**TASK TO CARRY OUT:** Locate each line below that contains the string "curve", with case counting, and copy every such line in full.

**INFORMATION PROVIDED:**
....................
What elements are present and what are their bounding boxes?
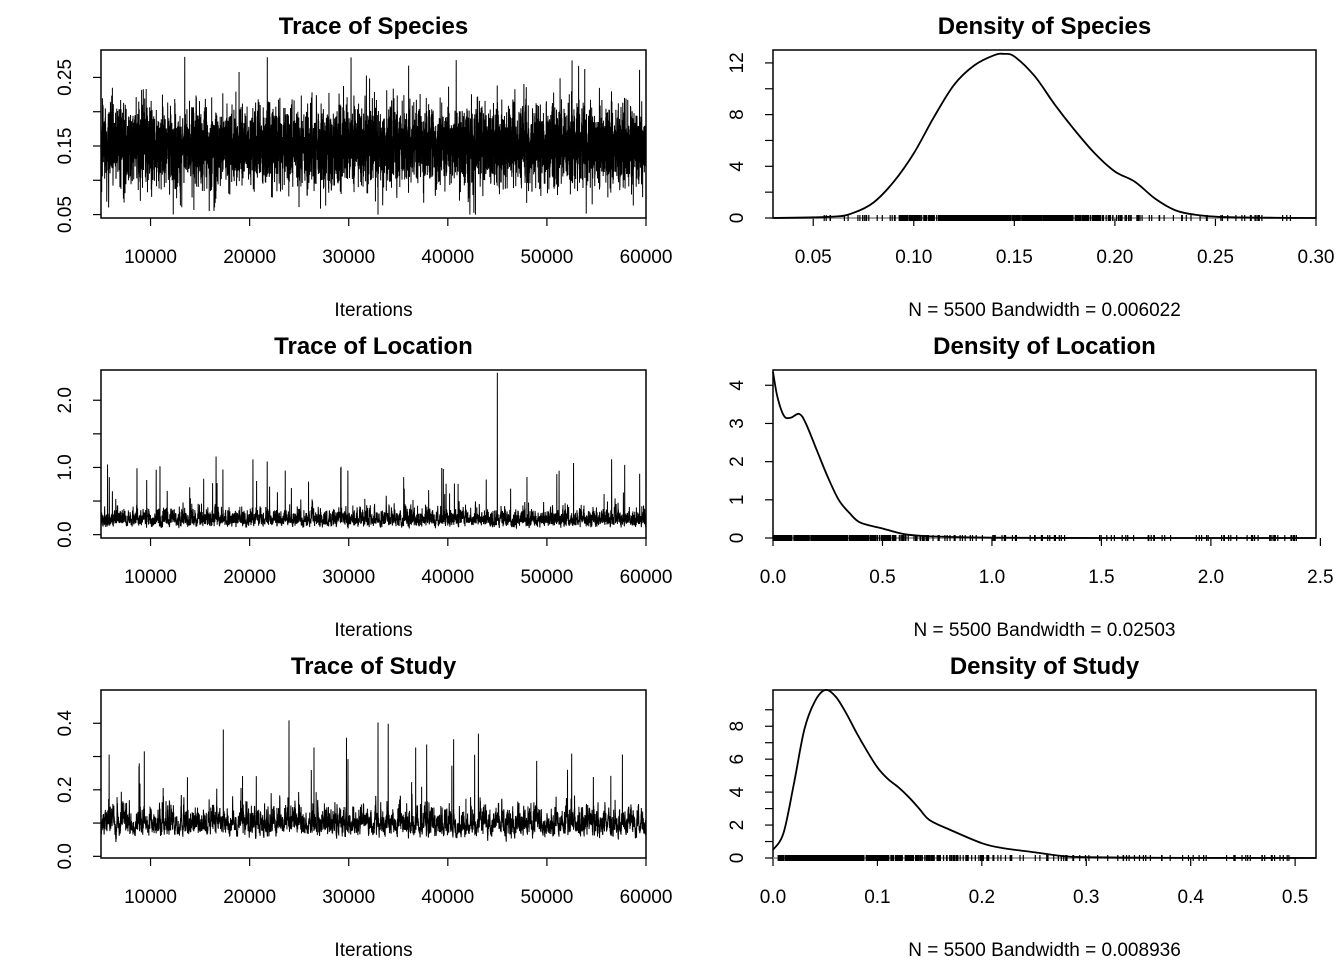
y-tick-label: 0.0 <box>55 521 76 547</box>
x-tick-label: 20000 <box>223 567 276 588</box>
x-tick-label: 0.2 <box>969 887 995 908</box>
x-tick-label: 2.0 <box>1198 567 1224 588</box>
y-tick-label: 0 <box>727 853 748 864</box>
plot-frame <box>772 49 1317 219</box>
panel-title: Density of Species <box>938 13 1151 40</box>
x-tick-label: 60000 <box>620 567 673 588</box>
x-axis-label: N = 5500 Bandwidth = 0.02503 <box>914 620 1176 641</box>
trace-line <box>100 372 647 530</box>
x-tick-label: 20000 <box>223 887 276 908</box>
trace-line <box>100 56 647 215</box>
y-tick-label: 4 <box>727 786 748 797</box>
panel-6: Density of Study N = 5500 Bandwidth = 0.0… <box>727 653 1317 960</box>
plot-frame <box>772 689 1317 859</box>
x-tick-label: 10000 <box>124 887 177 908</box>
x-tick-label: 40000 <box>421 887 474 908</box>
x-tick-label: 60000 <box>620 247 673 268</box>
y-tick-label: 4 <box>727 380 748 391</box>
y-tick-label: 2 <box>727 456 748 467</box>
density-curve <box>772 688 1317 859</box>
x-tick-label: 30000 <box>322 247 375 268</box>
x-tick-label: 0.25 <box>1197 247 1234 268</box>
x-axis-label: Iterations <box>334 620 412 641</box>
panel-title: Trace of Location <box>274 333 473 360</box>
x-tick-label: 30000 <box>322 567 375 588</box>
y-tick-label: 0.05 <box>55 196 76 233</box>
x-tick-label: 50000 <box>520 567 573 588</box>
x-tick-label: 1.0 <box>979 567 1005 588</box>
x-tick-label: 30000 <box>322 887 375 908</box>
panel-2: Density of Species N = 5500 Bandwidth = 0… <box>727 13 1334 321</box>
panel-3: Trace of Location Iterations 10000 20000 300… <box>55 333 672 641</box>
y-tick-label: 4 <box>727 161 748 172</box>
y-tick-label: 0.0 <box>55 843 76 869</box>
panel-title: Density of Location <box>933 333 1156 360</box>
x-tick-label: 2.5 <box>1307 567 1333 588</box>
plot-frame <box>100 369 647 539</box>
panel-title: Trace of Species <box>279 13 468 40</box>
x-tick-label: 40000 <box>421 567 474 588</box>
rug-marks <box>823 215 1291 221</box>
x-tick-label: 1.5 <box>1088 567 1114 588</box>
y-tick-label: 3 <box>727 418 748 429</box>
panel-5: Trace of Study Iterations 10000 20000 30000 4… <box>55 653 672 960</box>
x-tick-label: 0.1 <box>864 887 890 908</box>
x-tick-label: 40000 <box>421 247 474 268</box>
x-tick-label: 20000 <box>223 247 276 268</box>
panel-title: Density of Study <box>950 653 1140 680</box>
y-tick-label: 0 <box>727 533 748 544</box>
x-axis-label: Iterations <box>334 300 412 321</box>
plot-frame <box>772 369 1317 539</box>
x-tick-label: 0.3 <box>1073 887 1099 908</box>
x-tick-label: 10000 <box>124 567 177 588</box>
x-tick-label: 0.10 <box>895 247 932 268</box>
y-tick-label: 0 <box>727 213 748 224</box>
x-tick-label: 0.20 <box>1096 247 1133 268</box>
density-curve <box>772 371 1316 539</box>
y-tick-label: 0.15 <box>55 128 76 165</box>
panel-1: Trace of Species Iterations 10000 20000 3000… <box>55 13 672 321</box>
x-axis-label: N = 5500 Bandwidth = 0.008936 <box>908 940 1181 960</box>
y-tick-label: 1.0 <box>55 454 76 480</box>
y-tick-label: 8 <box>727 721 748 732</box>
plot-frame <box>100 689 647 859</box>
panel-4: Density of Location N = 5500 Bandwidth = … <box>727 333 1334 641</box>
y-tick-label: 0.25 <box>55 59 76 96</box>
x-tick-label: 60000 <box>620 887 673 908</box>
y-tick-label: 12 <box>727 52 748 73</box>
x-tick-label: 0.15 <box>996 247 1033 268</box>
x-tick-label: 0.30 <box>1298 247 1335 268</box>
y-tick-label: 6 <box>727 754 748 765</box>
y-tick-label: 0.2 <box>55 777 76 803</box>
y-tick-label: 2.0 <box>55 387 76 413</box>
x-tick-label: 0.5 <box>1282 887 1308 908</box>
y-tick-label: 8 <box>727 109 748 120</box>
density-curve <box>772 52 1317 219</box>
x-axis-label: N = 5500 Bandwidth = 0.006022 <box>908 300 1181 321</box>
x-tick-label: 0.4 <box>1177 887 1204 908</box>
x-tick-label: 10000 <box>124 247 177 268</box>
x-tick-label: 0.0 <box>760 887 786 908</box>
y-tick-label: 1 <box>727 495 748 506</box>
trace-line <box>100 720 647 842</box>
x-tick-label: 50000 <box>520 887 573 908</box>
panel-title: Trace of Study <box>291 653 457 680</box>
rug-marks <box>777 855 1290 861</box>
y-tick-label: 0.4 <box>55 710 76 737</box>
y-tick-label: 2 <box>727 820 748 831</box>
x-tick-label: 0.05 <box>795 247 832 268</box>
x-tick-label: 0.0 <box>760 567 786 588</box>
x-tick-label: 50000 <box>520 247 573 268</box>
x-axis-label: Iterations <box>334 940 412 960</box>
x-tick-label: 0.5 <box>869 567 895 588</box>
rug-marks <box>772 535 1297 541</box>
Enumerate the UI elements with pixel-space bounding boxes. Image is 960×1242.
....................
**TASK OUTPUT:**
density-curve <box>772 688 1317 859</box>
density-curve <box>772 371 1316 539</box>
density-curve <box>772 52 1317 219</box>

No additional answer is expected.